Given records:
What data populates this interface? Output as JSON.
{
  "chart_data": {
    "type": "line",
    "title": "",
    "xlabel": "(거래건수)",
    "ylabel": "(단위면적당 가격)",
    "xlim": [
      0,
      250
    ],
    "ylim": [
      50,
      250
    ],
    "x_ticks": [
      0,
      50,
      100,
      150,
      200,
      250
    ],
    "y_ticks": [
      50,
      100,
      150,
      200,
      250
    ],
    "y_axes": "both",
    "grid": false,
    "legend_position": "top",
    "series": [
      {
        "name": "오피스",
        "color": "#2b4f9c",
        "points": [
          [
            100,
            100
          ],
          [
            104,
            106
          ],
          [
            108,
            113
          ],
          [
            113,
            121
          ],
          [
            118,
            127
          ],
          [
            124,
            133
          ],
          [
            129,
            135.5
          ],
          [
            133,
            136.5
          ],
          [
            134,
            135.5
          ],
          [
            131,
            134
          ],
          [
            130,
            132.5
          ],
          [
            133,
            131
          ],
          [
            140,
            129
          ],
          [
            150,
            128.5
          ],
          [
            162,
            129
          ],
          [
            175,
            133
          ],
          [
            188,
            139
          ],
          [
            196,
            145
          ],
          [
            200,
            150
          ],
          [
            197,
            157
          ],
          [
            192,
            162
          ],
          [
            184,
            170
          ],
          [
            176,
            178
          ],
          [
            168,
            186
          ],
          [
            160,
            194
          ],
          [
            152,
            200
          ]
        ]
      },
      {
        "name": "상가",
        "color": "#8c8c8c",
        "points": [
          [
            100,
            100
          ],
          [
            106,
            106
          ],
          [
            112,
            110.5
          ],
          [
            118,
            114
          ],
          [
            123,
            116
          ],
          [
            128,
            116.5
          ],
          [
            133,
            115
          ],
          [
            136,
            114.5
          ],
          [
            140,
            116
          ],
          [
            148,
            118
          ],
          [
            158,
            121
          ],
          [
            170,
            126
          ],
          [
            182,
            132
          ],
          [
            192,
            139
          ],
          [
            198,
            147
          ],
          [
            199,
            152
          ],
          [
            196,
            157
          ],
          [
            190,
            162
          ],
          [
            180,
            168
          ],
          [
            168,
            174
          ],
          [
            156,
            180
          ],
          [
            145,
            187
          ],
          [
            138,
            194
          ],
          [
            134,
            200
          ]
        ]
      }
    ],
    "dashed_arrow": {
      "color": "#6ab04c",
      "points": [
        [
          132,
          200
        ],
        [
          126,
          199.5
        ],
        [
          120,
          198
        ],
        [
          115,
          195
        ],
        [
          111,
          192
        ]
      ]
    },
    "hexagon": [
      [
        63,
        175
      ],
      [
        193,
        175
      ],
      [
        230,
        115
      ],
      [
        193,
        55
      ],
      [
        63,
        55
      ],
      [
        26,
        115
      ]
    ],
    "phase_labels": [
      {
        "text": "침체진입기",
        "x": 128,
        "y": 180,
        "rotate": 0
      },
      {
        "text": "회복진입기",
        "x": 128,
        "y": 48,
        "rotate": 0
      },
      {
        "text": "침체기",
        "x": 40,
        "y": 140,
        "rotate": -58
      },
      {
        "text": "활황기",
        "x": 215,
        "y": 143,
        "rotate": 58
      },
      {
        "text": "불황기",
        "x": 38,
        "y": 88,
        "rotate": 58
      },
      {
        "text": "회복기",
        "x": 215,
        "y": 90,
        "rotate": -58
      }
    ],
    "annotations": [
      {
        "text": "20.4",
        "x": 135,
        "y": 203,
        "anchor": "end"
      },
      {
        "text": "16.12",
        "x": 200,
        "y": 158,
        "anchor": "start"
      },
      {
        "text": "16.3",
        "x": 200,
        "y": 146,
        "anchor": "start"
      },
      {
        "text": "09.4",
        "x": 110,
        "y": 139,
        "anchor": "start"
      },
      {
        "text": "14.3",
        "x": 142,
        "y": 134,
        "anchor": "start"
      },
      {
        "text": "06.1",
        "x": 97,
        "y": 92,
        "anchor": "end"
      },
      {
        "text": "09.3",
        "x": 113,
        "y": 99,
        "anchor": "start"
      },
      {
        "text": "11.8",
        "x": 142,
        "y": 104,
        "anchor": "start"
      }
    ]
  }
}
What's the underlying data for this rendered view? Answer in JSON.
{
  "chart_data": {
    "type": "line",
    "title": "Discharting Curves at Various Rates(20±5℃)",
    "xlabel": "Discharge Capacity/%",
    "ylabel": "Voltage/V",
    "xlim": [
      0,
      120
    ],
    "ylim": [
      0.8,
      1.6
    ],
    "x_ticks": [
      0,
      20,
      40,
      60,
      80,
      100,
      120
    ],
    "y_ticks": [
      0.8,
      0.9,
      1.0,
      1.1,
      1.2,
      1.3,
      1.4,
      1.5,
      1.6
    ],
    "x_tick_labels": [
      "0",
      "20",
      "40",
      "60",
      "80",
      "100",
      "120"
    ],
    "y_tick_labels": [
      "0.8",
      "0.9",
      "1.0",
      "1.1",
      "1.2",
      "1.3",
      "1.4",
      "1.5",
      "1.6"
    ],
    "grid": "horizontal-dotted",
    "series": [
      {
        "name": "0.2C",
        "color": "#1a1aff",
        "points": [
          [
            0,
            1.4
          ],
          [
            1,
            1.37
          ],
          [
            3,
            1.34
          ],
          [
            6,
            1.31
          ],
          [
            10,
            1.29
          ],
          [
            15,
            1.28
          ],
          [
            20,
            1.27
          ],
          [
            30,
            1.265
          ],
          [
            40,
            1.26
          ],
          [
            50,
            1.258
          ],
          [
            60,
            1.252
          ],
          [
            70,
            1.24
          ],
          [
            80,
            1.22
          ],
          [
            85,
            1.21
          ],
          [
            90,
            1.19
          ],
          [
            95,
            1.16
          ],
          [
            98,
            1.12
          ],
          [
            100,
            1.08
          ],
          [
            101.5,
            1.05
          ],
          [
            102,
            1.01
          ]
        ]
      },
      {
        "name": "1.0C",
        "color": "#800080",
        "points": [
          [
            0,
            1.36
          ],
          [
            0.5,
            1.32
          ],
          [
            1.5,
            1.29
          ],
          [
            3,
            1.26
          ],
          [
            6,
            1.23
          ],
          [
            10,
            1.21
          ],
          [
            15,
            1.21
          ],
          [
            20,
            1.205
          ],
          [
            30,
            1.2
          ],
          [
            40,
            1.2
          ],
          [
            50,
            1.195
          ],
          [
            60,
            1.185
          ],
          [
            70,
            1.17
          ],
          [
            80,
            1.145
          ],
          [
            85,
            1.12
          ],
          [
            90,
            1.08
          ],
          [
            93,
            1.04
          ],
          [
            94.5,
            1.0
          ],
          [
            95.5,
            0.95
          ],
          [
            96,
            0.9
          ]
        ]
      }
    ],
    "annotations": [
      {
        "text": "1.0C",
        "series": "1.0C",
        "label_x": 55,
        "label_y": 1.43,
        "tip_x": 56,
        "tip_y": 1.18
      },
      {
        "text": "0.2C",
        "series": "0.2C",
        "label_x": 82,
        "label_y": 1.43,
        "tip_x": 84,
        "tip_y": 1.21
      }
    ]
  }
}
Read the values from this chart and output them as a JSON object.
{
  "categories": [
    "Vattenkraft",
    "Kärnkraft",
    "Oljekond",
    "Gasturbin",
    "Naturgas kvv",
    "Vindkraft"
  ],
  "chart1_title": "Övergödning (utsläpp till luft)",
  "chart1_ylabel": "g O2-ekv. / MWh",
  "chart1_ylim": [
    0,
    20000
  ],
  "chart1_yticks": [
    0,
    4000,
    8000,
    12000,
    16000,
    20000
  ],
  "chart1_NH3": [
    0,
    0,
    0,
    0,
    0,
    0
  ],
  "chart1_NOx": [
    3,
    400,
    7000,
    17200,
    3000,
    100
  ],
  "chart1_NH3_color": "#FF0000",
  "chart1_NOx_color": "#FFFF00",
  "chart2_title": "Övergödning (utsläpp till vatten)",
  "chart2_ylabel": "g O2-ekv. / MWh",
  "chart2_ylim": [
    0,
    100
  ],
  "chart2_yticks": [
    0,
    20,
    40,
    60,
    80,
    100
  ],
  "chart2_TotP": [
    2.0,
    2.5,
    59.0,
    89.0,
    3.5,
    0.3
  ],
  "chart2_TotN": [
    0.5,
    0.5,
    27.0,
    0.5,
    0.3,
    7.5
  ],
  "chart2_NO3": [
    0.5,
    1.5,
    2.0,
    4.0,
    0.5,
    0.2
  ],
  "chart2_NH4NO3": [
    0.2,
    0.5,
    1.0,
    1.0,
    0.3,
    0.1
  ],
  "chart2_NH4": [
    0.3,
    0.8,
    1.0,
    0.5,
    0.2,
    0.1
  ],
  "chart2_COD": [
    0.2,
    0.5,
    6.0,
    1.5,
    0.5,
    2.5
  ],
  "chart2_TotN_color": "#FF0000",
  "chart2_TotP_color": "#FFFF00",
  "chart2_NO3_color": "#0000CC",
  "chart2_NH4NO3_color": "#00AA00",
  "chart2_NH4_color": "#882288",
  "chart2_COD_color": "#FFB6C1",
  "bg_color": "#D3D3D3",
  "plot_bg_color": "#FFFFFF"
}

Goal:
Gather all the lines that include the word "xlabel" and copy them out.

Exercise response:
    "xlabel": "(거래건수)",
    "xlabel": "Discharge Capacity/%",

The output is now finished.